> EXERCISE BRIEF
Among the lines below, list those containing the string "this".
▬▬▬
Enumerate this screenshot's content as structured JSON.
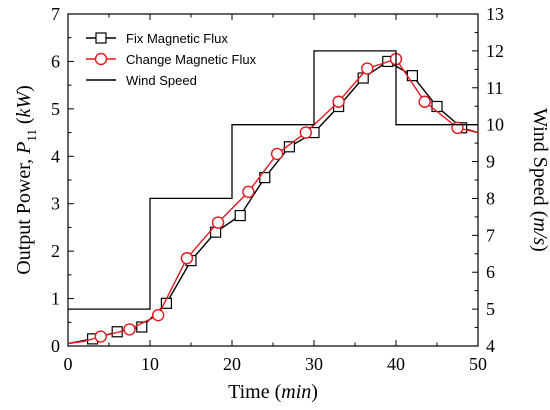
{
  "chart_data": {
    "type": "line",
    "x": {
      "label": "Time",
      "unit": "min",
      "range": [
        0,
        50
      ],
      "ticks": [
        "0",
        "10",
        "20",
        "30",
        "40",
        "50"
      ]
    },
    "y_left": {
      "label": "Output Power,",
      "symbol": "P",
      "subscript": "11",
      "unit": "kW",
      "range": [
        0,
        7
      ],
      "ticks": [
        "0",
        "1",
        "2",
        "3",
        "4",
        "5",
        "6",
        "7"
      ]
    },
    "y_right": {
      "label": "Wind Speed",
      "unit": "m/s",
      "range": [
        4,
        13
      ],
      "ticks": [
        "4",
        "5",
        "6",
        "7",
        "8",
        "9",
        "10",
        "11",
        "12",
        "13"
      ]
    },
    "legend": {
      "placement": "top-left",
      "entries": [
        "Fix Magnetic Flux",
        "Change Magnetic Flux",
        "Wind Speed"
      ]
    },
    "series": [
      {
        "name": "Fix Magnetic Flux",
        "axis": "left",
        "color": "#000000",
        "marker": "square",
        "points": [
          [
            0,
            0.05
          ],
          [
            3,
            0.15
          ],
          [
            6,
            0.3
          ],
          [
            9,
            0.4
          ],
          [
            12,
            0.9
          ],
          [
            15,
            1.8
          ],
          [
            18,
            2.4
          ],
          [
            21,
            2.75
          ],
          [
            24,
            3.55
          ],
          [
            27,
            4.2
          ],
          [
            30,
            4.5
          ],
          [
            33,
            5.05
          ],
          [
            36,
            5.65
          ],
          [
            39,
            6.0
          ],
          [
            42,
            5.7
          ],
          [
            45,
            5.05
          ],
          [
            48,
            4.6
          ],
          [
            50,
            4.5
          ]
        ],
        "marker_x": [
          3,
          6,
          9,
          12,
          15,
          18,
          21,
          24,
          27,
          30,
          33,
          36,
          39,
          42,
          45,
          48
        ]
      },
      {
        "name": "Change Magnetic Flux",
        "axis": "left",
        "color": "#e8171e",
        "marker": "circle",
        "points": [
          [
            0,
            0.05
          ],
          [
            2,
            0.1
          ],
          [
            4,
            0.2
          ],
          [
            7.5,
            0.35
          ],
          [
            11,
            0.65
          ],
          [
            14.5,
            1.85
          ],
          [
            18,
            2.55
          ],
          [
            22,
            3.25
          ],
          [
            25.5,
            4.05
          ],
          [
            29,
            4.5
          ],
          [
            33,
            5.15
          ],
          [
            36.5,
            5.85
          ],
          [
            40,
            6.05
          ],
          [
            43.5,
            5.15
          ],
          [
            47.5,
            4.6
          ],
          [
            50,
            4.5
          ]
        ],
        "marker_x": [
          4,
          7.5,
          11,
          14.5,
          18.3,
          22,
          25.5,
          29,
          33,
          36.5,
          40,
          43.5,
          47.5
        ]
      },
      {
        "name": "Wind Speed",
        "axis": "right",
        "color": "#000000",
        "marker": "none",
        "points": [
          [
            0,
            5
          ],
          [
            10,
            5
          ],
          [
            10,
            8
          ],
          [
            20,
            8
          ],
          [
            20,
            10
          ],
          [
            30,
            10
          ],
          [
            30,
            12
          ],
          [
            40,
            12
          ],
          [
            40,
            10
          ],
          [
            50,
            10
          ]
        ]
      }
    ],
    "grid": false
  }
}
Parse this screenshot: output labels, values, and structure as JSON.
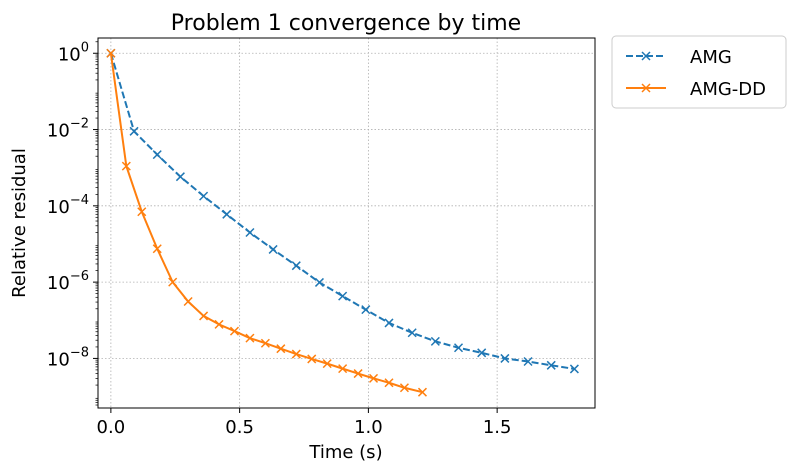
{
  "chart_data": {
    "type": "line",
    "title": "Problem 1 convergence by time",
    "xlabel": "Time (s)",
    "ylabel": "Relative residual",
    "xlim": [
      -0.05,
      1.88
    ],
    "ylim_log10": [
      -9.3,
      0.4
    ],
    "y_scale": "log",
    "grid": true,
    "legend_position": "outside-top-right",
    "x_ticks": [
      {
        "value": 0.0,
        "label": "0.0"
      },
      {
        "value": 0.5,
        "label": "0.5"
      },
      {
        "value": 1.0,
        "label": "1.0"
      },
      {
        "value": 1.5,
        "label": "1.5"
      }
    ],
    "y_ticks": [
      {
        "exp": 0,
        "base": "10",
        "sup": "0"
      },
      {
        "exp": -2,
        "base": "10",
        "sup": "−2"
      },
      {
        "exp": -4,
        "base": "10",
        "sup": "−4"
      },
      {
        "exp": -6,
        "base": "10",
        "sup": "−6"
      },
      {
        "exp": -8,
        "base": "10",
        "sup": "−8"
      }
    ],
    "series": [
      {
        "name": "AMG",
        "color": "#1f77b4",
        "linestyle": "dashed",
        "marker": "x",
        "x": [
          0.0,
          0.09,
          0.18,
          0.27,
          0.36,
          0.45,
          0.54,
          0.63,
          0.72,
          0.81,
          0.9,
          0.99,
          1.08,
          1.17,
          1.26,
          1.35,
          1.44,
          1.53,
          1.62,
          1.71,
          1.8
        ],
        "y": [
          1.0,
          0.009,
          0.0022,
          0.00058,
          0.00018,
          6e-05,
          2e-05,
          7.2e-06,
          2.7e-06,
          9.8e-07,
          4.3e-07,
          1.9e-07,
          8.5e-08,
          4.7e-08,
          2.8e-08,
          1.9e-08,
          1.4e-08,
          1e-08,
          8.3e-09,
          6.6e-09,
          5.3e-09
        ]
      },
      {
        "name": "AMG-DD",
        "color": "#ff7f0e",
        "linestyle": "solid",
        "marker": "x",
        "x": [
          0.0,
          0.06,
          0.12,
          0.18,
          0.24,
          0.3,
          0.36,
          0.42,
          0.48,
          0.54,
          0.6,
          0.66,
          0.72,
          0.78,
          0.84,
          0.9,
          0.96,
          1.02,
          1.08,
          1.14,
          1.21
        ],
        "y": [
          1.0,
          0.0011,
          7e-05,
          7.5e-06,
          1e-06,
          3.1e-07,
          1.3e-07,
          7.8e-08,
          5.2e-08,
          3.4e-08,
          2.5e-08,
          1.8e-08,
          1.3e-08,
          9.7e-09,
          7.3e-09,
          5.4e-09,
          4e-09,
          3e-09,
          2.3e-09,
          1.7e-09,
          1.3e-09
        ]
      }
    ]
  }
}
▬▬▬
> ANSWER FOR THE TASK
Enumerate this screenshot's content as structured JSON.
Parse this screenshot: output labels, values, and structure as JSON.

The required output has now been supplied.